> **Task to carry out**
Exclude the pictures, then repeat the remaining data exactly.

> **Recorded information**
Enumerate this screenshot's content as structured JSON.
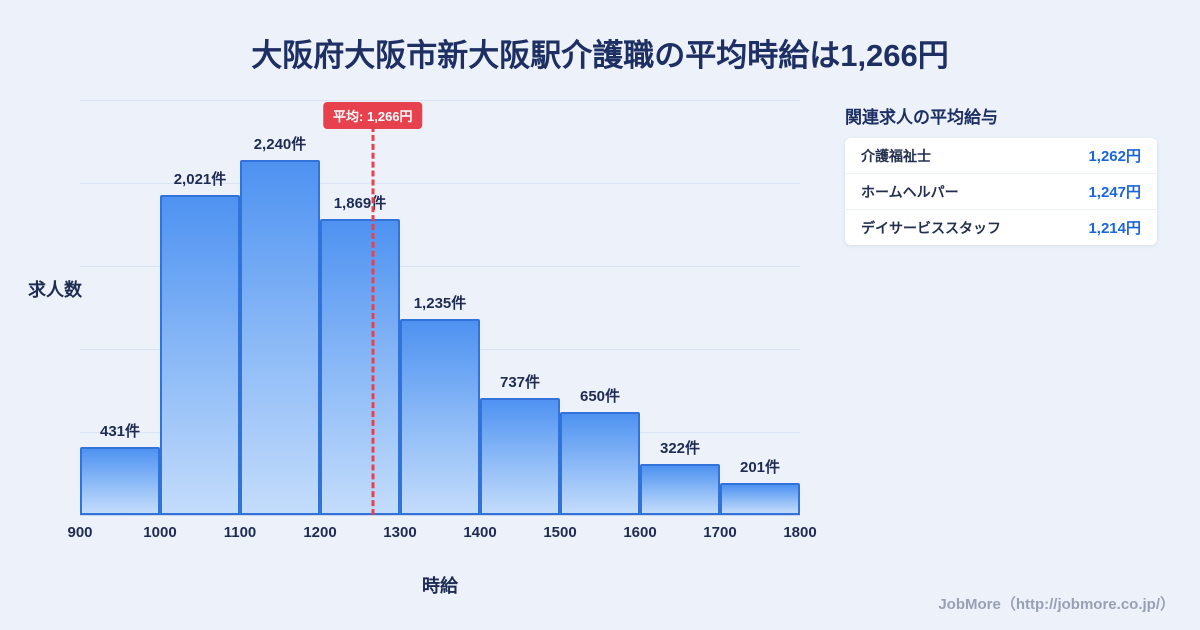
{
  "page": {
    "title": "大阪府大阪市新大阪駅介護職の平均時給は1,266円",
    "footer": "JobMore（http://jobmore.co.jp/）"
  },
  "chart_data": {
    "type": "bar",
    "title": "大阪府大阪市新大阪駅介護職の平均時給は1,266円",
    "xlabel": "時給",
    "ylabel": "求人数",
    "x_ticks": [
      900,
      1000,
      1100,
      1200,
      1300,
      1400,
      1500,
      1600,
      1700,
      1800
    ],
    "x_range": [
      900,
      1800
    ],
    "categories": [
      "900-1000",
      "1000-1100",
      "1100-1200",
      "1200-1300",
      "1300-1400",
      "1400-1500",
      "1500-1600",
      "1600-1700",
      "1700-1800"
    ],
    "values": [
      431,
      2021,
      2240,
      1869,
      1235,
      737,
      650,
      322,
      201
    ],
    "value_labels": [
      "431件",
      "2,021件",
      "2,240件",
      "1,869件",
      "1,235件",
      "737件",
      "650件",
      "322件",
      "201件"
    ],
    "average": 1266,
    "average_label": "平均: 1,266円",
    "grid": "horizontal",
    "legend": "none",
    "colors": {
      "bar_top": "#4e92f1",
      "bar_bottom": "#c3dcfb",
      "bar_border": "#3273d9",
      "avg_line": "#e8414e",
      "accent_blue": "#1a66dd",
      "title_navy": "#1d2f63",
      "background": "#edf2fa"
    }
  },
  "side_panel": {
    "title": "関連求人の平均給与",
    "rows": [
      {
        "label": "介護福祉士",
        "value": "1,262円"
      },
      {
        "label": "ホームヘルパー",
        "value": "1,247円"
      },
      {
        "label": "デイサービススタッフ",
        "value": "1,214円"
      }
    ]
  }
}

> **Solution to this task**
Enumerate this screenshot's content as structured JSON.
{
  "page": {
    "title": "大阪府大阪市新大阪駅介護職の平均時給は1,266円",
    "footer": "JobMore（http://jobmore.co.jp/）"
  },
  "chart_data": {
    "type": "bar",
    "title": "大阪府大阪市新大阪駅介護職の平均時給は1,266円",
    "xlabel": "時給",
    "ylabel": "求人数",
    "x_ticks": [
      900,
      1000,
      1100,
      1200,
      1300,
      1400,
      1500,
      1600,
      1700,
      1800
    ],
    "x_range": [
      900,
      1800
    ],
    "categories": [
      "900-1000",
      "1000-1100",
      "1100-1200",
      "1200-1300",
      "1300-1400",
      "1400-1500",
      "1500-1600",
      "1600-1700",
      "1700-1800"
    ],
    "values": [
      431,
      2021,
      2240,
      1869,
      1235,
      737,
      650,
      322,
      201
    ],
    "value_labels": [
      "431件",
      "2,021件",
      "2,240件",
      "1,869件",
      "1,235件",
      "737件",
      "650件",
      "322件",
      "201件"
    ],
    "average": 1266,
    "average_label": "平均: 1,266円",
    "grid": "horizontal",
    "legend": "none",
    "colors": {
      "bar_top": "#4e92f1",
      "bar_bottom": "#c3dcfb",
      "bar_border": "#3273d9",
      "avg_line": "#e8414e",
      "accent_blue": "#1a66dd",
      "title_navy": "#1d2f63",
      "background": "#edf2fa"
    }
  },
  "side_panel": {
    "title": "関連求人の平均給与",
    "rows": [
      {
        "label": "介護福祉士",
        "value": "1,262円"
      },
      {
        "label": "ホームヘルパー",
        "value": "1,247円"
      },
      {
        "label": "デイサービススタッフ",
        "value": "1,214円"
      }
    ]
  }
}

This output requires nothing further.